WHAT THE EXERCISE ASKS — Make an exact copy of the lines below.

(Data entries)
-*-
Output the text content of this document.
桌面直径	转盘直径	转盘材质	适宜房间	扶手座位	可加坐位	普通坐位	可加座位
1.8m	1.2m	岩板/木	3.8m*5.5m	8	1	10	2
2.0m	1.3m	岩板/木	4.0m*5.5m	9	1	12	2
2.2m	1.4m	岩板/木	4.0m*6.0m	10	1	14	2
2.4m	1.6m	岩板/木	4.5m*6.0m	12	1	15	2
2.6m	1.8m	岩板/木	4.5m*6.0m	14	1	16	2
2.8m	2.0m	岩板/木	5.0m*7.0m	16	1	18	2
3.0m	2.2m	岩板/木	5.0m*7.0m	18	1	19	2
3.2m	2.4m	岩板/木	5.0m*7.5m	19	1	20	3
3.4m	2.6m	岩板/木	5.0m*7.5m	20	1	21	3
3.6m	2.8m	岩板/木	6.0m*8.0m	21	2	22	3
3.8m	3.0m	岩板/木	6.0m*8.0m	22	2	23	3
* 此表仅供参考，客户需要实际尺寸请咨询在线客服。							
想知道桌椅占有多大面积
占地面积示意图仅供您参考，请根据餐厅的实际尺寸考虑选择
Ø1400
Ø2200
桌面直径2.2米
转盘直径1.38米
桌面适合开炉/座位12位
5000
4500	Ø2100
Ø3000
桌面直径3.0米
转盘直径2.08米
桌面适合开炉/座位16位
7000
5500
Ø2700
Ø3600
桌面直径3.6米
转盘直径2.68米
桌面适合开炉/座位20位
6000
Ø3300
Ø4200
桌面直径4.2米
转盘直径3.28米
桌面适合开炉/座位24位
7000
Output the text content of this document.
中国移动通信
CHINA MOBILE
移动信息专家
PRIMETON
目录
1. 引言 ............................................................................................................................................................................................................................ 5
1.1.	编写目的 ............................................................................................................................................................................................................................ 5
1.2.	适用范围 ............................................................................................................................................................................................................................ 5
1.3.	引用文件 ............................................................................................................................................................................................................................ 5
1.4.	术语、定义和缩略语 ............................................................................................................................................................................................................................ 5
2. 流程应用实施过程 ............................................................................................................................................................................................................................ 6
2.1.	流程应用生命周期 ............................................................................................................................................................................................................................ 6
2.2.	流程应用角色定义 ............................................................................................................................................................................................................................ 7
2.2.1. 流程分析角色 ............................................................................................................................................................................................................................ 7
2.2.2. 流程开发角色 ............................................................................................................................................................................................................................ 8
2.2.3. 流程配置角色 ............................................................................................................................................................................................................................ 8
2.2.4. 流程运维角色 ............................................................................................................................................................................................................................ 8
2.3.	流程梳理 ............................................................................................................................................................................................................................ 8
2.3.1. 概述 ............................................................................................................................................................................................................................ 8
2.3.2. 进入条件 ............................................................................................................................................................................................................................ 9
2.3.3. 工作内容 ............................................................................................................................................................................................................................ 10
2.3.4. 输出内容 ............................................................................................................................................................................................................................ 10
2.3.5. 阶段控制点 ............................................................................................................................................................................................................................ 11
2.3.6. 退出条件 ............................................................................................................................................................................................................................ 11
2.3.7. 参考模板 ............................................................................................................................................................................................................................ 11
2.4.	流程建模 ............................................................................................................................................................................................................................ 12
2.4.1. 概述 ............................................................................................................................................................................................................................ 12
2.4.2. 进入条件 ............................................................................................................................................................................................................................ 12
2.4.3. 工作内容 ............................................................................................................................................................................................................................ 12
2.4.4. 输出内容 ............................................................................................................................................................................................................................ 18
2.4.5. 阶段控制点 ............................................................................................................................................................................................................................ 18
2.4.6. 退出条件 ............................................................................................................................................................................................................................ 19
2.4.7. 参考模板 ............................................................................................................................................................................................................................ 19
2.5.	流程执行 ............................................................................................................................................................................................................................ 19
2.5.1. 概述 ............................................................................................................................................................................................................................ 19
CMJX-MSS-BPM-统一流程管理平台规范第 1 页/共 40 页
-*-
WORKED ANSWER —
Output the text content of this document.
桌面直径	转盘直径	转盘材质	适宜房间	扶手座位	可加坐位	普通坐位	可加座位
1.8m	1.2m	岩板/木	3.8m*5.5m	8	1	10	2
2.0m	1.3m	岩板/木	4.0m*5.5m	9	1	12	2
2.2m	1.4m	岩板/木	4.0m*6.0m	10	1	14	2
2.4m	1.6m	岩板/木	4.5m*6.0m	12	1	15	2
2.6m	1.8m	岩板/木	4.5m*6.0m	14	1	16	2
2.8m	2.0m	岩板/木	5.0m*7.0m	16	1	18	2
3.0m	2.2m	岩板/木	5.0m*7.0m	18	1	19	2
3.2m	2.4m	岩板/木	5.0m*7.5m	19	1	20	3
3.4m	2.6m	岩板/木	5.0m*7.5m	20	1	21	3
3.6m	2.8m	岩板/木	6.0m*8.0m	21	2	22	3
3.8m	3.0m	岩板/木	6.0m*8.0m	22	2	23	3
* 此表仅供参考，客户需要实际尺寸请咨询在线客服。							
想知道桌椅占有多大面积
占地面积示意图仅供您参考，请根据餐厅的实际尺寸考虑选择
Ø1400
Ø2200
桌面直径2.2米
转盘直径1.38米
桌面适合开炉/座位12位
5000
4500	Ø2100
Ø3000
桌面直径3.0米
转盘直径2.08米
桌面适合开炉/座位16位
7000
5500
Ø2700
Ø3600
桌面直径3.6米
转盘直径2.68米
桌面适合开炉/座位20位
6000
Ø3300
Ø4200
桌面直径4.2米
转盘直径3.28米
桌面适合开炉/座位24位
7000
Output the text content of this document.
中国移动通信
CHINA MOBILE
移动信息专家
PRIMETON
目录
1. 引言 ............................................................................................................................................................................................................................ 5
1.1.	编写目的 ............................................................................................................................................................................................................................ 5
1.2.	适用范围 ............................................................................................................................................................................................................................ 5
1.3.	引用文件 ............................................................................................................................................................................................................................ 5
1.4.	术语、定义和缩略语 ............................................................................................................................................................................................................................ 5
2. 流程应用实施过程 ............................................................................................................................................................................................................................ 6
2.1.	流程应用生命周期 ............................................................................................................................................................................................................................ 6
2.2.	流程应用角色定义 ............................................................................................................................................................................................................................ 7
2.2.1. 流程分析角色 ............................................................................................................................................................................................................................ 7
2.2.2. 流程开发角色 ............................................................................................................................................................................................................................ 8
2.2.3. 流程配置角色 ............................................................................................................................................................................................................................ 8
2.2.4. 流程运维角色 ............................................................................................................................................................................................................................ 8
2.3.	流程梳理 ............................................................................................................................................................................................................................ 8
2.3.1. 概述 ............................................................................................................................................................................................................................ 8
2.3.2. 进入条件 ............................................................................................................................................................................................................................ 9
2.3.3. 工作内容 ............................................................................................................................................................................................................................ 10
2.3.4. 输出内容 ............................................................................................................................................................................................................................ 10
2.3.5. 阶段控制点 ............................................................................................................................................................................................................................ 11
2.3.6. 退出条件 ............................................................................................................................................................................................................................ 11
2.3.7. 参考模板 ............................................................................................................................................................................................................................ 11
2.4.	流程建模 ............................................................................................................................................................................................................................ 12
2.4.1. 概述 ............................................................................................................................................................................................................................ 12
2.4.2. 进入条件 ............................................................................................................................................................................................................................ 12
2.4.3. 工作内容 ............................................................................................................................................................................................................................ 12
2.4.4. 输出内容 ............................................................................................................................................................................................................................ 18
2.4.5. 阶段控制点 ............................................................................................................................................................................................................................ 18
2.4.6. 退出条件 ............................................................................................................................................................................................................................ 19
2.4.7. 参考模板 ............................................................................................................................................................................................................................ 19
2.5.	流程执行 ............................................................................................................................................................................................................................ 19
2.5.1. 概述 ............................................................................................................................................................................................................................ 19
CMJX-MSS-BPM-统一流程管理平台规范第 1 页/共 40 页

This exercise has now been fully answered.